#### Input for this task ####
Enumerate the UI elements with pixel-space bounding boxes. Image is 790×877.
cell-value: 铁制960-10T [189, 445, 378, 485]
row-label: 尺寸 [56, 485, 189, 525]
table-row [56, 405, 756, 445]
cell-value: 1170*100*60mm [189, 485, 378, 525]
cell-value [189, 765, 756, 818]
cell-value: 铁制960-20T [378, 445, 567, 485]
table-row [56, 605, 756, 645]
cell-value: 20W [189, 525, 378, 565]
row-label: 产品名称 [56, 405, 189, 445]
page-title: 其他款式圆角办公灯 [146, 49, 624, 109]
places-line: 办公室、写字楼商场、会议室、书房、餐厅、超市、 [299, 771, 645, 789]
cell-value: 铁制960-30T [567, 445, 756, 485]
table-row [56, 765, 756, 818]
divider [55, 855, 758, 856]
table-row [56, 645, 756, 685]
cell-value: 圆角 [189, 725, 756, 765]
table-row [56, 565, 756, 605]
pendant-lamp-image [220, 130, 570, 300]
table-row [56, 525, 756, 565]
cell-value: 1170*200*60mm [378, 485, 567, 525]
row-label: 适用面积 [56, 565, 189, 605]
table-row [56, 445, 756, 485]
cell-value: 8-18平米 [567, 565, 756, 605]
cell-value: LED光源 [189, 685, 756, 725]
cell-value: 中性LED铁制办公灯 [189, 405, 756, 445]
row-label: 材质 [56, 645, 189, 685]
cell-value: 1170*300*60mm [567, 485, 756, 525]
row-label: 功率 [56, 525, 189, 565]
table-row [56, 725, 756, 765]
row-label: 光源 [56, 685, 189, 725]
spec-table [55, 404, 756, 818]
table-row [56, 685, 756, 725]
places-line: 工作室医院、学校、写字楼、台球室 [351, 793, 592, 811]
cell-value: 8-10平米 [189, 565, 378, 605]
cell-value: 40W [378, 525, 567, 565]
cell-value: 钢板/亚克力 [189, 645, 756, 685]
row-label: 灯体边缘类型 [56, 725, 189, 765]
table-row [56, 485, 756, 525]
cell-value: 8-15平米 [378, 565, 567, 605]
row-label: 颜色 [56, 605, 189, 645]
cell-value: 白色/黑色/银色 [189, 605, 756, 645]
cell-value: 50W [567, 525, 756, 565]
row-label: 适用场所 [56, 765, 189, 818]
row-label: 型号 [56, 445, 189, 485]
####
Brief:
Edit the listing above so that each instance of "row-label" becomes "field-label", and reproduce every other line without change.

Answer:
Enumerate the UI elements with pixel-space bounding boxes. Image is 790×877.
cell-value: 铁制960-10T [189, 445, 378, 485]
field-label: 尺寸 [56, 485, 189, 525]
table-row [56, 405, 756, 445]
cell-value: 1170*100*60mm [189, 485, 378, 525]
cell-value [189, 765, 756, 818]
cell-value: 铁制960-20T [378, 445, 567, 485]
table-row [56, 605, 756, 645]
cell-value: 20W [189, 525, 378, 565]
field-label: 产品名称 [56, 405, 189, 445]
page-title: 其他款式圆角办公灯 [146, 49, 624, 109]
places-line: 办公室、写字楼商场、会议室、书房、餐厅、超市、 [299, 771, 645, 789]
cell-value: 铁制960-30T [567, 445, 756, 485]
table-row [56, 765, 756, 818]
divider [55, 855, 758, 856]
table-row [56, 645, 756, 685]
cell-value: 圆角 [189, 725, 756, 765]
table-row [56, 565, 756, 605]
pendant-lamp-image [220, 130, 570, 300]
table-row [56, 525, 756, 565]
cell-value: 1170*200*60mm [378, 485, 567, 525]
field-label: 适用面积 [56, 565, 189, 605]
table-row [56, 445, 756, 485]
cell-value: 8-18平米 [567, 565, 756, 605]
cell-value: LED光源 [189, 685, 756, 725]
cell-value: 中性LED铁制办公灯 [189, 405, 756, 445]
field-label: 材质 [56, 645, 189, 685]
cell-value: 1170*300*60mm [567, 485, 756, 525]
field-label: 功率 [56, 525, 189, 565]
table-row [56, 725, 756, 765]
field-label: 光源 [56, 685, 189, 725]
spec-table [55, 404, 756, 818]
table-row [56, 685, 756, 725]
places-line: 工作室医院、学校、写字楼、台球室 [351, 793, 592, 811]
cell-value: 8-10平米 [189, 565, 378, 605]
cell-value: 40W [378, 525, 567, 565]
cell-value: 钢板/亚克力 [189, 645, 756, 685]
field-label: 灯体边缘类型 [56, 725, 189, 765]
table-row [56, 485, 756, 525]
cell-value: 8-15平米 [378, 565, 567, 605]
field-label: 颜色 [56, 605, 189, 645]
cell-value: 白色/黑色/银色 [189, 605, 756, 645]
cell-value: 50W [567, 525, 756, 565]
field-label: 适用场所 [56, 765, 189, 818]
field-label: 型号 [56, 445, 189, 485]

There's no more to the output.